### SHORT EXERCISE
Search the material for "working" and show all lines that contain it.

### EXTRACTED INFORMATION
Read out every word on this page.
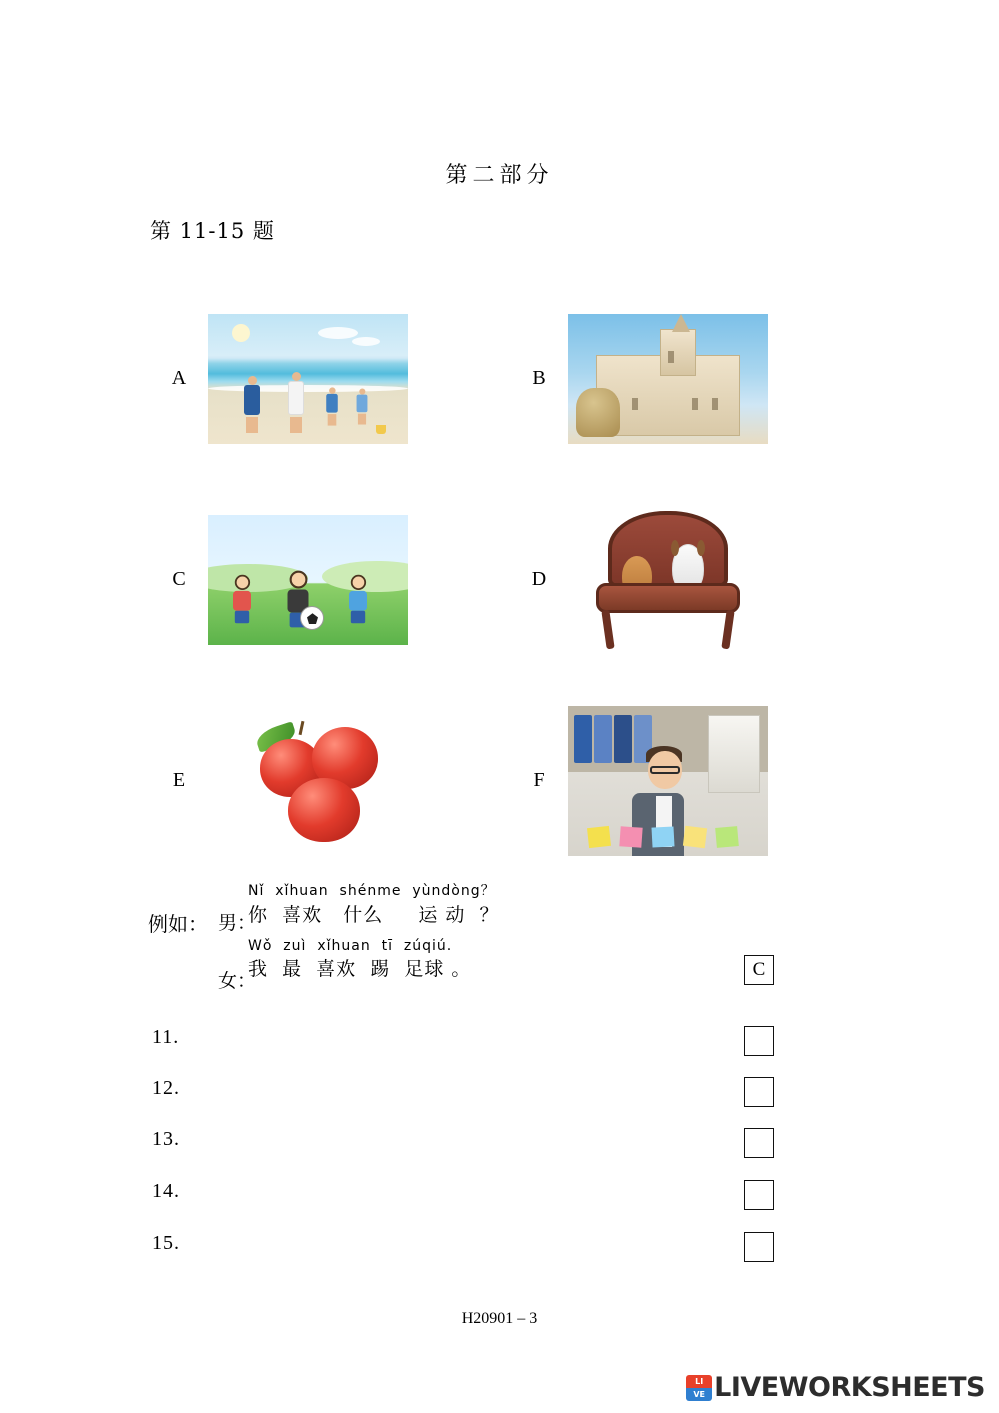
第二部分
第 11-15 题
A	B
C	D
E	F
例如： 男：
Nǐ  xǐhuan  shénme  yùndòng？
你  喜欢   什么     运 动  ？
女：
Wǒ  zuì  xǐhuan  tī  zúqiú.
我  最  喜欢  踢  足球 。	C
11.
12.
13.
14.
15.
H20901 – 3
LI
VE LIVEWORKSHEETS
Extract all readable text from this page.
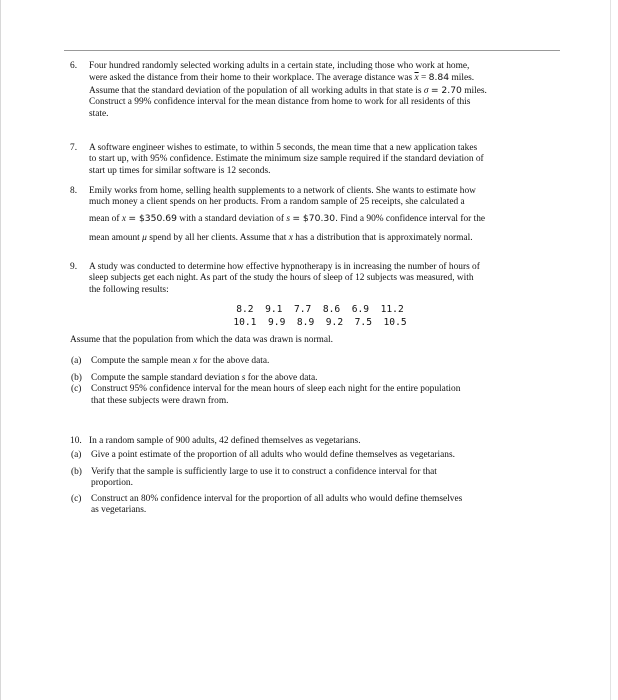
6.	Four hundred randomly selected working adults in a certain state, including those who work at home,
were asked the distance from their home to their workplace. The average distance was $\overline{x} = 8.84$ miles.
Assume that the standard deviation of the population of all working adults in that state is σ = 2.70 miles.
Construct a 99% confidence interval for the mean distance from home to work for all residents of this
state.
7.	A software engineer wishes to estimate, to within 5 seconds, the mean time that a new application takes
to start up, with 95% confidence. Estimate the minimum size sample required if the standard deviation of
start up times for similar software is 12 seconds.
8.	Emily works from home, selling health supplements to a network of clients. She wants to estimate how
much money a client spends on her products. From a random sample of 25 receipts, she calculated a
mean of x = $350.69 with a standard deviation of s = $70.30. Find a 90% confidence interval for the
mean amount μ spend by all her clients. Assume that x has a distribution that is approximately normal.
9.	A study was conducted to determine how effective hypnotherapy is in increasing the number of hours of
sleep subjects get each night. As part of the study the hours of sleep of 12 subjects was measured, with
the following results:
8.2  9.1  7.7  8.6  6.9  11.2
10.1  9.9  8.9  9.2  7.5  10.5
Assume that the population from which the data was drawn is normal.
(a) Compute the sample mean x for the above data.
(b) Compute the sample standard deviation s for the above data.
(c) Construct 95% confidence interval for the mean hours of sleep each night for the entire population
that these subjects were drawn from.
10. In a random sample of 900 adults, 42 defined themselves as vegetarians.
(a) Give a point estimate of the proportion of all adults who would define themselves as vegetarians.
(b) Verify that the sample is sufficiently large to use it to construct a confidence interval for that
proportion.
(c) Construct an 80% confidence interval for the proportion of all adults who would define themselves
as vegetarians.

### ANSWER TO THIS EXERCISE
6.	Four hundred randomly selected working adults in a certain state, including those who work at home,
Assume that the standard deviation of the population of all working adults in that state is σ = 2.70 miles.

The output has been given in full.